- [Text for analysis]

Start of Block

Fusarium graminearum genome published

The genome of the wheat and cereal pathogen Fusarium graminearum was published in Science this week in an article entitled “The Fusarium graminearum Genome Reveals a Link Between Localized Polymorphism and Pathogen Specializationtion”. The project was a collaboration of many different Fusarium research groups. The genome sequencing was spearheaded by the Broad Institute at Harvard and MIT and is part of a larger project to sequence several different species of Fusarium. The group sequenced a second strain in order to identify polymorphisms.

Some of the key findings

  • The presence of Repeat Induced point-mutation (RIP) has likely limited the amount of repetitive and duplicated sequences in the genome
  • Most of the genes unique to F. graminearum (and thus not present in 4 other Fusarium spp genomes) are found in the telomeres
  • Between the sequenced strains SNP density ranged from 0 to 17.5 polymorphisms per kb.
  • Some of the genes expressed uniquely during plant infection (408 total) include known virulence factors and many plant cell-wall degrading enzymes.

End of Block

According to the article on the Fusarium graminearum genome, which institute led the genome sequencing?

[Structured page parsing data]
Start of Block

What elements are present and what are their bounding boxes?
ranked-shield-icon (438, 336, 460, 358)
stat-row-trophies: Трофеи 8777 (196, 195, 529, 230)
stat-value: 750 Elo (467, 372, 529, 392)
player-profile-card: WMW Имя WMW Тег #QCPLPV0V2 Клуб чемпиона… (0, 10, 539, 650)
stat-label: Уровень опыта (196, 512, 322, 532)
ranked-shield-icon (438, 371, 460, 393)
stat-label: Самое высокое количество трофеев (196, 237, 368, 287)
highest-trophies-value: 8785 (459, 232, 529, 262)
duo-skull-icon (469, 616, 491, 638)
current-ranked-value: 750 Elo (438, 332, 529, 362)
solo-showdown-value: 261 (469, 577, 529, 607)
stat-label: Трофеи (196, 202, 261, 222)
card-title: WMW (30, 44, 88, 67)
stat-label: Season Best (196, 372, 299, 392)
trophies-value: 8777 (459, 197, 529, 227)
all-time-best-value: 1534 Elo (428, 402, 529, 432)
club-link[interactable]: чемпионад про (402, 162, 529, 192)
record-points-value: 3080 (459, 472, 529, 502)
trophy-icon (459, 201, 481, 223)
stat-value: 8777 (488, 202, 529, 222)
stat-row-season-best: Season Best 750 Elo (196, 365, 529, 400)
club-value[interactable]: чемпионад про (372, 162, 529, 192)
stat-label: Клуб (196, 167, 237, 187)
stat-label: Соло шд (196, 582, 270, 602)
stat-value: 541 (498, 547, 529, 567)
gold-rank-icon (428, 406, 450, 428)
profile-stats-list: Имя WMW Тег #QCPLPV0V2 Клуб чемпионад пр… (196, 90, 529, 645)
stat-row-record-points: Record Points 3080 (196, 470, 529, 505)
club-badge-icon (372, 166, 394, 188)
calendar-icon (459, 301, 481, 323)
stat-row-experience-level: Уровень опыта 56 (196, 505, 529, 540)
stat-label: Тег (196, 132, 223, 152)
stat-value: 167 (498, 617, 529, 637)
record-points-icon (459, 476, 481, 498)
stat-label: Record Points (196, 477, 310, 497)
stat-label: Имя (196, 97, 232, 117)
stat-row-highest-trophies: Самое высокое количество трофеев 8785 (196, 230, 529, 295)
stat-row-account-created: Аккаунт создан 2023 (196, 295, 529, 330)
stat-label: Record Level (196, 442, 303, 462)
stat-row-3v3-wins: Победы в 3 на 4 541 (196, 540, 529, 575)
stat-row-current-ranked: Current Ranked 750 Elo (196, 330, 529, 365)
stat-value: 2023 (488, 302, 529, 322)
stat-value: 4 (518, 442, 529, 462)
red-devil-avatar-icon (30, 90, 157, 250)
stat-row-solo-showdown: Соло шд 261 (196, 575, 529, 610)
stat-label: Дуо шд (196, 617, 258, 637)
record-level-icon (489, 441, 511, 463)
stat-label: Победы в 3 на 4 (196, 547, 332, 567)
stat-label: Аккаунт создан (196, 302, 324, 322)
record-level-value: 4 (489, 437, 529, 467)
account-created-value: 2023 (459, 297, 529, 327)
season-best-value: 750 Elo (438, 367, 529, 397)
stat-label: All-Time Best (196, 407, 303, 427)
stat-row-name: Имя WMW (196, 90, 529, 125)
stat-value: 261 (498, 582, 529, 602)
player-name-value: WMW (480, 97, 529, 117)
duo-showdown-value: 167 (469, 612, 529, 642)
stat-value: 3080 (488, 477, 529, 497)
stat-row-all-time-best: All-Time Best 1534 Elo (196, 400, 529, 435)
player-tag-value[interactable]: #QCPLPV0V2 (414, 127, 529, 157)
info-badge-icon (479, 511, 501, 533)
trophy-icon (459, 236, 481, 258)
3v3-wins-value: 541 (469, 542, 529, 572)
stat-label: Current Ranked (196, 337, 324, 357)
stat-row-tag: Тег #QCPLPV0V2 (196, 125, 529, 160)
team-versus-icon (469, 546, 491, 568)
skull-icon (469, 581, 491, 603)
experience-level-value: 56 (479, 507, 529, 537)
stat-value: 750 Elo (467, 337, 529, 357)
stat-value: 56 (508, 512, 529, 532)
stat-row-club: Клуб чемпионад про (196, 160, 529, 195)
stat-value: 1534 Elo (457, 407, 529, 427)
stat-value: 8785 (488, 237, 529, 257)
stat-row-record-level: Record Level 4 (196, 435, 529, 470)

End of Block

- [Written solution]
The Broad Institute at Harvard and MIT